** BEGIN ROWS **

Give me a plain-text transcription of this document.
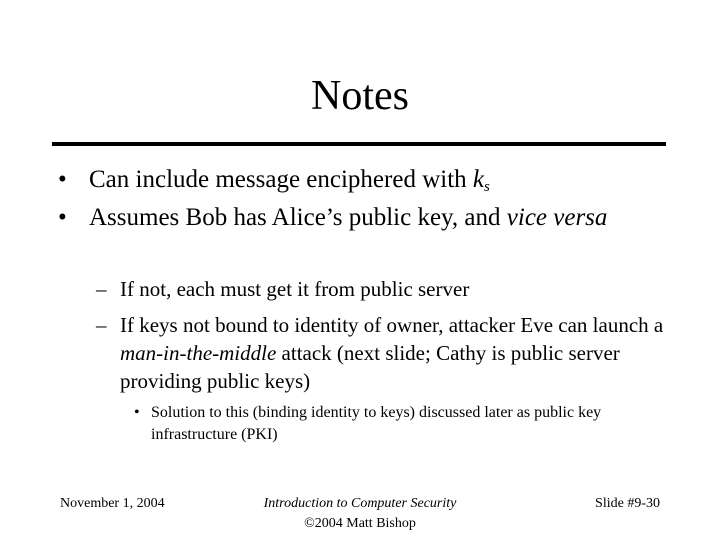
Notes
• Can include message enciphered with $k_s$
• Assumes Bob has Alice’s public key, and vice versa
– If not, each must get it from public server
– If keys not bound to identity of owner, attacker Eve can launch a man-in-the-middle attack (next slide; Cathy is public server providing public keys)
• Solution to this (binding identity to keys) discussed later as public key infrastructure (PKI)
November 1, 2004	Introduction to Computer Security
©2004 Matt Bishop
Slide #9-30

** END ROWS **

YOUR GOAL: Set down the complete material exactly, but do not include the images.

EXERCISE SOLUTION:
Give me a plain-text transcription of this document.
Notes
• Can include message enciphered with $k_s$
• Assumes Bob has Alice’s public key, and vice versa
– If not, each must get it from public server
– If keys not bound to identity of owner, attacker Eve can launch a man-in-the-middle attack (next slide; Cathy is public server providing public keys)
• Solution to this (binding identity to keys) discussed later as public key infrastructure (PKI)
November 1, 2004	Introduction to Computer Security
©2004 Matt Bishop
Slide #9-30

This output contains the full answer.